● Work order
Collect all lines containing the word "Professor" from the data.
** Dataset follows **
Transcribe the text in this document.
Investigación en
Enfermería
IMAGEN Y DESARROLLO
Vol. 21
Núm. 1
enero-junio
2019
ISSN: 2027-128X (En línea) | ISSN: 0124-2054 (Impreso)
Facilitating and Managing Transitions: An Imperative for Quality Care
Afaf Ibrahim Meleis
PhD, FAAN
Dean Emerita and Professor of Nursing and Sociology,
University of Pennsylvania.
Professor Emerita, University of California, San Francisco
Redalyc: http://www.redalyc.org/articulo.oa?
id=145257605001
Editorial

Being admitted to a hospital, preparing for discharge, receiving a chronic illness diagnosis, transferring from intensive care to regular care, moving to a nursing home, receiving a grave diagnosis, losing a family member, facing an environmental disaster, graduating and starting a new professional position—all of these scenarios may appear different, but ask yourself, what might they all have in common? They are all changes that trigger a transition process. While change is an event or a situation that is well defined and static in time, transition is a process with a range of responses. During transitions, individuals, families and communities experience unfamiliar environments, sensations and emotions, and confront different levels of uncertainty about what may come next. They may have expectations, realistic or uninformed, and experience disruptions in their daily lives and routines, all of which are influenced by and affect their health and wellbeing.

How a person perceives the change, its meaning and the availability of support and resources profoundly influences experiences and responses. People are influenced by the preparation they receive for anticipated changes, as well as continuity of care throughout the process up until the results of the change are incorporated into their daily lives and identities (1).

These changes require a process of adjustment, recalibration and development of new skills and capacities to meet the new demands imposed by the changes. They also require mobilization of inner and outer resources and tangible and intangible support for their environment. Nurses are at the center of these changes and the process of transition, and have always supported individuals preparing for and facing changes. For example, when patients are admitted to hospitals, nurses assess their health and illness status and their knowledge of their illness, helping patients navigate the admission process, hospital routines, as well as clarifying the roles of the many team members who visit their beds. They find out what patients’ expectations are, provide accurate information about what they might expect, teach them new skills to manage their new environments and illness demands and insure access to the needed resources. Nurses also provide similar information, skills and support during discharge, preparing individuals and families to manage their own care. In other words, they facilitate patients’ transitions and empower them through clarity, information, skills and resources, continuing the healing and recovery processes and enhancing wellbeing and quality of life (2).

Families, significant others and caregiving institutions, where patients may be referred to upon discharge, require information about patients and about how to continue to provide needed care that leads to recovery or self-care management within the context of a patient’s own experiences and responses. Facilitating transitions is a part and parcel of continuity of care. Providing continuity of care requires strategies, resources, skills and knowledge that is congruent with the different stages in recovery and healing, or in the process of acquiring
** End of Dataset **
● Task answer
Dean Emerita and Professor of Nursing and Sociology,
Professor Emerita, University of California, San Francisco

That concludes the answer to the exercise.